Supplied data >>
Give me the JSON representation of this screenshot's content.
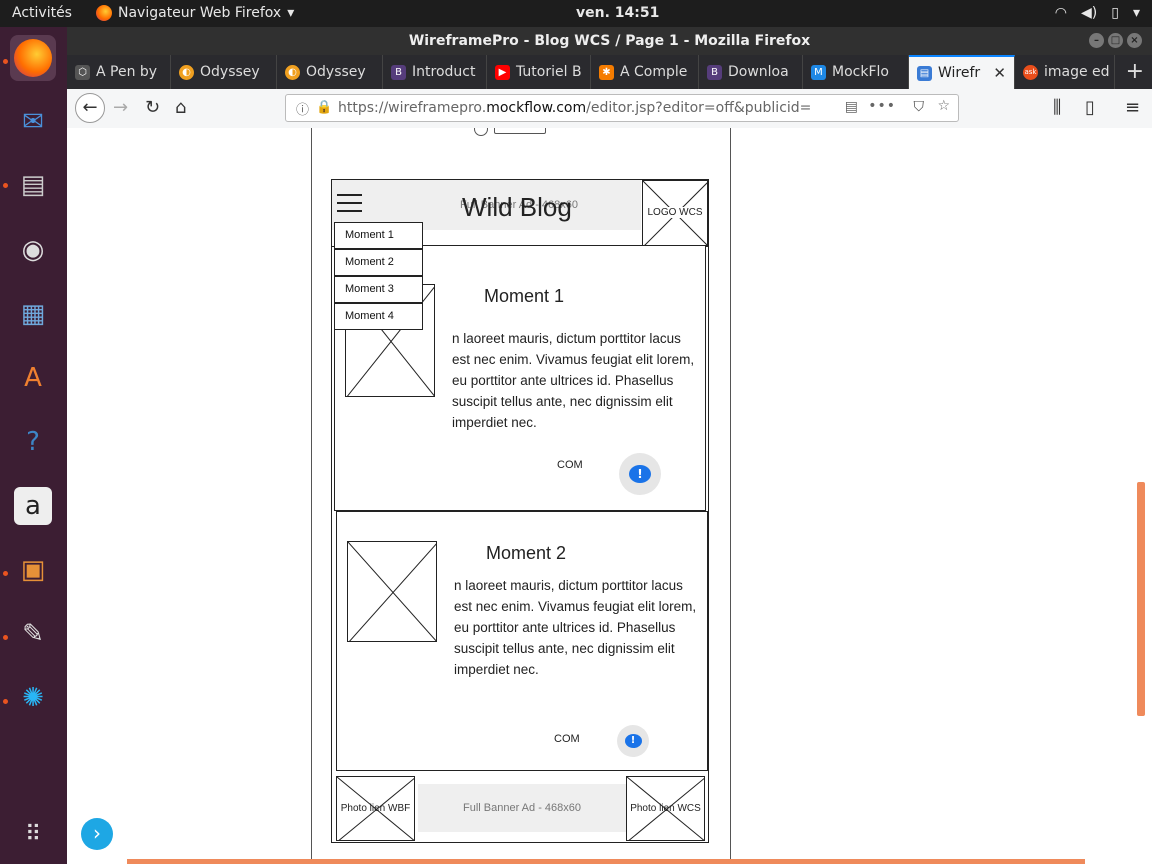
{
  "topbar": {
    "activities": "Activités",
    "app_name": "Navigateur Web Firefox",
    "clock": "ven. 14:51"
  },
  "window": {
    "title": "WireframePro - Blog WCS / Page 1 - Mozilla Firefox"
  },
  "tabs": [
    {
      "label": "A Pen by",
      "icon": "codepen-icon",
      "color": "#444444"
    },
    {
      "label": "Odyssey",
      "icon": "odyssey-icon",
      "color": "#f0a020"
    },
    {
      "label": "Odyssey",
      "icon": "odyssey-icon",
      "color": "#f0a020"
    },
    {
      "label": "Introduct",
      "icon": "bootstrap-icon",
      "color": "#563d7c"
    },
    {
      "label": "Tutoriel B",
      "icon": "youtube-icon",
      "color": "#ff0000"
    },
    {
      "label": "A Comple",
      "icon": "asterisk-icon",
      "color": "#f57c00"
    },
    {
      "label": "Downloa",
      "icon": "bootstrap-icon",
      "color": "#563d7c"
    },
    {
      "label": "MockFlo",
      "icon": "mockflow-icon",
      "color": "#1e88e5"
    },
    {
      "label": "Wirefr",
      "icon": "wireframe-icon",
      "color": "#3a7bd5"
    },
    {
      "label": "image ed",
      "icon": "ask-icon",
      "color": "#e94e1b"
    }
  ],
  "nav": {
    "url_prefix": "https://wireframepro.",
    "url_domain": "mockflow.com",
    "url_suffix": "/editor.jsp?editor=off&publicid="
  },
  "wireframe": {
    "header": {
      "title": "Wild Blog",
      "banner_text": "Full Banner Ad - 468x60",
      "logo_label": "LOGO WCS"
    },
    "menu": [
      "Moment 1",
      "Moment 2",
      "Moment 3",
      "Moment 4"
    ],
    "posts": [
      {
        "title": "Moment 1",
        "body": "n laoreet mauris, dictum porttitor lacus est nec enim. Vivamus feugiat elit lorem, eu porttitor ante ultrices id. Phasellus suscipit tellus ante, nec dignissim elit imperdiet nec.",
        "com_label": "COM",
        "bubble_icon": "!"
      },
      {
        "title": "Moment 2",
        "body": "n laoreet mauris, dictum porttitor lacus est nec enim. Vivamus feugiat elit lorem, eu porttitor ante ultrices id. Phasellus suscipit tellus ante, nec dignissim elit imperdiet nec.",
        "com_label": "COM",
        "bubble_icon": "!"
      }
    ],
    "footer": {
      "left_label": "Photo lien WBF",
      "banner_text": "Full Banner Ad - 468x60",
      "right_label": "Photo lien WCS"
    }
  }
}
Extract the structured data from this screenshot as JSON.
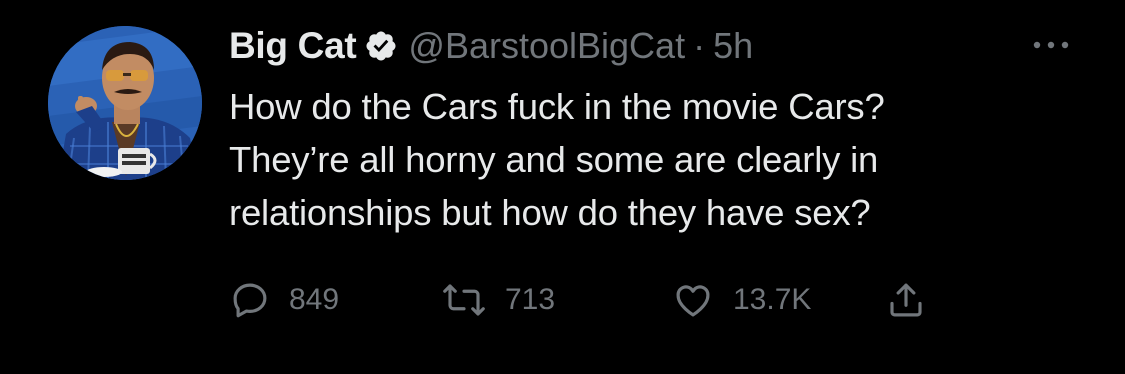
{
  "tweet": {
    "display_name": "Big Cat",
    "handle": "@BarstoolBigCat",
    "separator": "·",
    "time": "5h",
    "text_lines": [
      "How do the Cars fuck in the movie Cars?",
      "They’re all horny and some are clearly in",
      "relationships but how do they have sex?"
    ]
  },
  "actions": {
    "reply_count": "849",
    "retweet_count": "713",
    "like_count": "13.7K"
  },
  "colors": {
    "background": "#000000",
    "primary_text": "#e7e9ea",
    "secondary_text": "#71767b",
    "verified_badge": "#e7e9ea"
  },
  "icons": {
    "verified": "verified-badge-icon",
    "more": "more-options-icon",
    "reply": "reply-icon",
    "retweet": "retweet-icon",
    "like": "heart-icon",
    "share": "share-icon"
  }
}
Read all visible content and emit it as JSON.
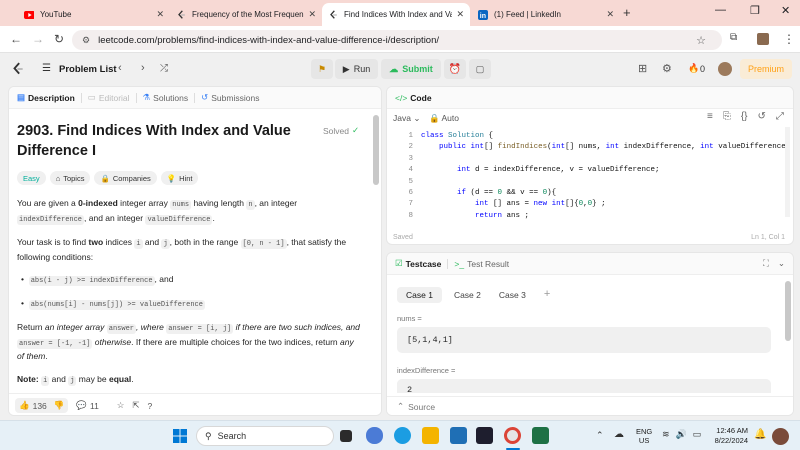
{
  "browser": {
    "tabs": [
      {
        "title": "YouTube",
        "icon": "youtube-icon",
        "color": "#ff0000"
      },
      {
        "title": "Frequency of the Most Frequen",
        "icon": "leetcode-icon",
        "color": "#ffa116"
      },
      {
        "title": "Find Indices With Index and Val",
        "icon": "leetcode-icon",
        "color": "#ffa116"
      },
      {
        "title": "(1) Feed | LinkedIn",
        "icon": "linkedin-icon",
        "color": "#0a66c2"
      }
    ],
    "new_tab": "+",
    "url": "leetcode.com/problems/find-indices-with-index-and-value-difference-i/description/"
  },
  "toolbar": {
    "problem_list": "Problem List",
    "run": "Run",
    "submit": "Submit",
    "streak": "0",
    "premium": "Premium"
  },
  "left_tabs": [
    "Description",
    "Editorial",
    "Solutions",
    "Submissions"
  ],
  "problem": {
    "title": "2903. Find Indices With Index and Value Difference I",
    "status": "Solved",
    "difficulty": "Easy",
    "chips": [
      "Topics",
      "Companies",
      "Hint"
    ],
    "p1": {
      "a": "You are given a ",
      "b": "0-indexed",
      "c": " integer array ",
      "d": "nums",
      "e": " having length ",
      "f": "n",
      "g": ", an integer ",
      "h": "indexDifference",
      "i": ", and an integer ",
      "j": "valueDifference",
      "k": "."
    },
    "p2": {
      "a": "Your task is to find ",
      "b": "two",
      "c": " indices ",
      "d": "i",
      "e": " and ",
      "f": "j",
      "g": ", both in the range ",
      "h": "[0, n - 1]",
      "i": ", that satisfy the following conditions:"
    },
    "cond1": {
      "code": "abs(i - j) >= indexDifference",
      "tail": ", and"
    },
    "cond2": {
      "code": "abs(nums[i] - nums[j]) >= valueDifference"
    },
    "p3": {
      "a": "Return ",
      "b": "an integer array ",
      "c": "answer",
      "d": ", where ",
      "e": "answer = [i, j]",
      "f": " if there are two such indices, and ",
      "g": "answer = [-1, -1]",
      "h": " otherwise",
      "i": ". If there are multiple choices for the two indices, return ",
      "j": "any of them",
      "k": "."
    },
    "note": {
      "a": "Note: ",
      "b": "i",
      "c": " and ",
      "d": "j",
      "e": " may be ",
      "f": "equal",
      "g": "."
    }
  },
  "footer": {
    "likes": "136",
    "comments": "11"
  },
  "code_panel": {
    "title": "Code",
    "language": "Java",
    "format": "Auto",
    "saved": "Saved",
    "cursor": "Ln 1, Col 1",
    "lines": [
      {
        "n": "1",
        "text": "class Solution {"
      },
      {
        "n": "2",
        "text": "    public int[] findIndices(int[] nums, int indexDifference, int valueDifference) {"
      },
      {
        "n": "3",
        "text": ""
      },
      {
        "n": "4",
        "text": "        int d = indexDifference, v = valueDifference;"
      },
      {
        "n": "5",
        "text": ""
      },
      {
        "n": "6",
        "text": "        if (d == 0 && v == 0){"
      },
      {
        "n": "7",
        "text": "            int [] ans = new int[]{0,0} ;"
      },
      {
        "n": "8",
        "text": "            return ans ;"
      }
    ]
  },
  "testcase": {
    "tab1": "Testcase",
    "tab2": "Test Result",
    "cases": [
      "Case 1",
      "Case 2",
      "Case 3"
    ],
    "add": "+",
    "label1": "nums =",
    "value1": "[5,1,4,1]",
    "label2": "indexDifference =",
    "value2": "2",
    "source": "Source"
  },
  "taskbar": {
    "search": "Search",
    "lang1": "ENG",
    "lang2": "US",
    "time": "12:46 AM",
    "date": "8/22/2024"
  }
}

...

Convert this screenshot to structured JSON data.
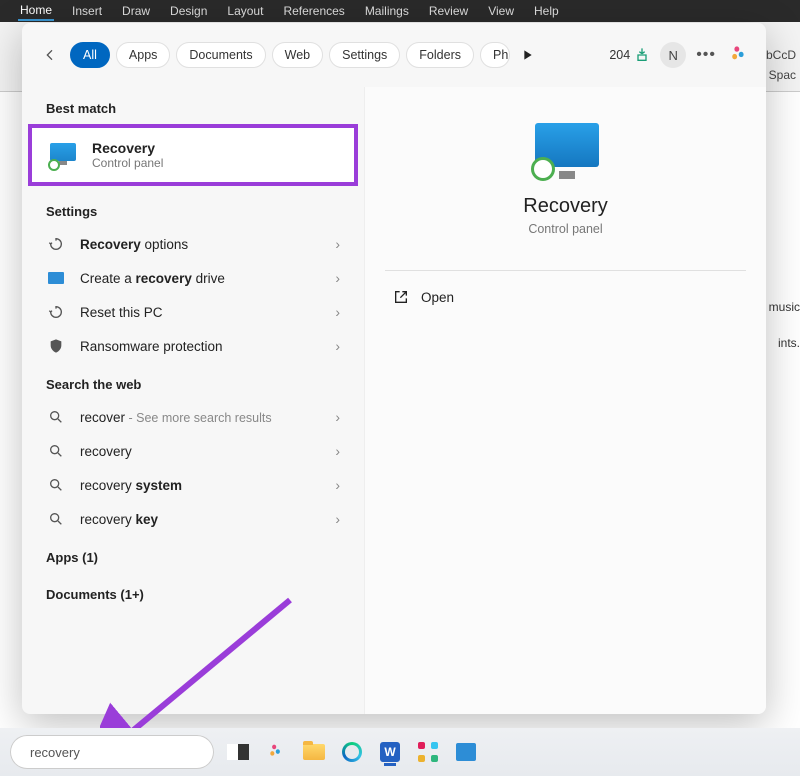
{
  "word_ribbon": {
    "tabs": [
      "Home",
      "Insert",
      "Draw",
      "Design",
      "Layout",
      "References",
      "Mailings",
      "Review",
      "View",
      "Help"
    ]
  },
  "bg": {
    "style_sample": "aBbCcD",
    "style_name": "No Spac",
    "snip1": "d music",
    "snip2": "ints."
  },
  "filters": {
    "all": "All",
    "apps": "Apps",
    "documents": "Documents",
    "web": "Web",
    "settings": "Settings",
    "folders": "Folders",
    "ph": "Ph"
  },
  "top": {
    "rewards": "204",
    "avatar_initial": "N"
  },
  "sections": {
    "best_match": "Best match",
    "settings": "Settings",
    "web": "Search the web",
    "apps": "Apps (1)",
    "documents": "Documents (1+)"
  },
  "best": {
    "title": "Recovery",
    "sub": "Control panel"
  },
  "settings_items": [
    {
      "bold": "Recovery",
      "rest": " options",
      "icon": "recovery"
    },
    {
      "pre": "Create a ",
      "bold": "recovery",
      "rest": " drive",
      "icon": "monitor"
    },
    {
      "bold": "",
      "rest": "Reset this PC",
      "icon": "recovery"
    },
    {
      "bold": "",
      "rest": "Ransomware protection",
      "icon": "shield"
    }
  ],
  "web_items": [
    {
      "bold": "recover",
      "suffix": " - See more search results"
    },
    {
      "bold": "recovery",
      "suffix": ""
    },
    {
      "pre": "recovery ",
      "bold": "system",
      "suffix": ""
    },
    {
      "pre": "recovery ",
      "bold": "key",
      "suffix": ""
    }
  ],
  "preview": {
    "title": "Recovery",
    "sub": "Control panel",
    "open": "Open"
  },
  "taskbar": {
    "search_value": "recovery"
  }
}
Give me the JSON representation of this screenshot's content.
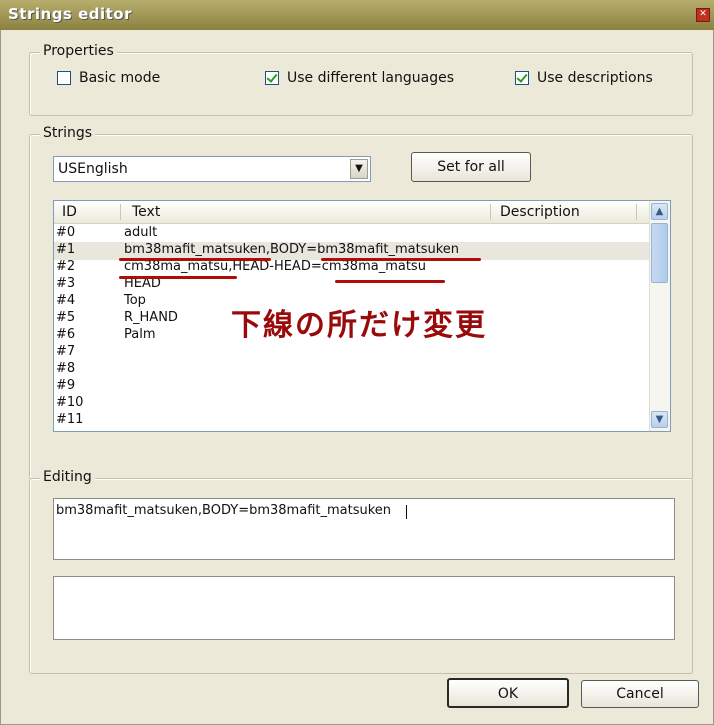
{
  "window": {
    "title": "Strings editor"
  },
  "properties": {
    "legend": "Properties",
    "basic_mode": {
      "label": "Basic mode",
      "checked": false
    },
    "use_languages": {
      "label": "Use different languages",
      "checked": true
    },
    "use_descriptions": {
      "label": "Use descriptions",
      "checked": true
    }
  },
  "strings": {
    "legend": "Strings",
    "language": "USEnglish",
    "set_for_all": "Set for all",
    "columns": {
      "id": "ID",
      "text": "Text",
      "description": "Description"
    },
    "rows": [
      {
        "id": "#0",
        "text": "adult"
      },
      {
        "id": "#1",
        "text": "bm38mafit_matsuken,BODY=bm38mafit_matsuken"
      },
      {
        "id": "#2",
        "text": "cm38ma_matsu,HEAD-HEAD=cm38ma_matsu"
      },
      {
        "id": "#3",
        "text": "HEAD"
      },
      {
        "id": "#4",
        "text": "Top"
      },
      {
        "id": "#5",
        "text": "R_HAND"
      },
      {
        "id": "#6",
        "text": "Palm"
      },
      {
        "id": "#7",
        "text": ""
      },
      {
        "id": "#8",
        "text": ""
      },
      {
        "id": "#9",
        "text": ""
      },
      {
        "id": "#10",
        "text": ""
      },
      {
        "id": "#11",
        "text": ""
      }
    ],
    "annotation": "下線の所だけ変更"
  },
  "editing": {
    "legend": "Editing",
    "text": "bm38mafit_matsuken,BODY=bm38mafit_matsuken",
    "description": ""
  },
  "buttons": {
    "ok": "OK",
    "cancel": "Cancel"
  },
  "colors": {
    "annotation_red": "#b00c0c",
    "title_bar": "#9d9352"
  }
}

Exercise instructions >> From the listing above, pick out each line where the word "Photo" appears.

Problem solution >>
      "left_label": "Photo lien WBF",
      "right_label": "Photo lien WCS"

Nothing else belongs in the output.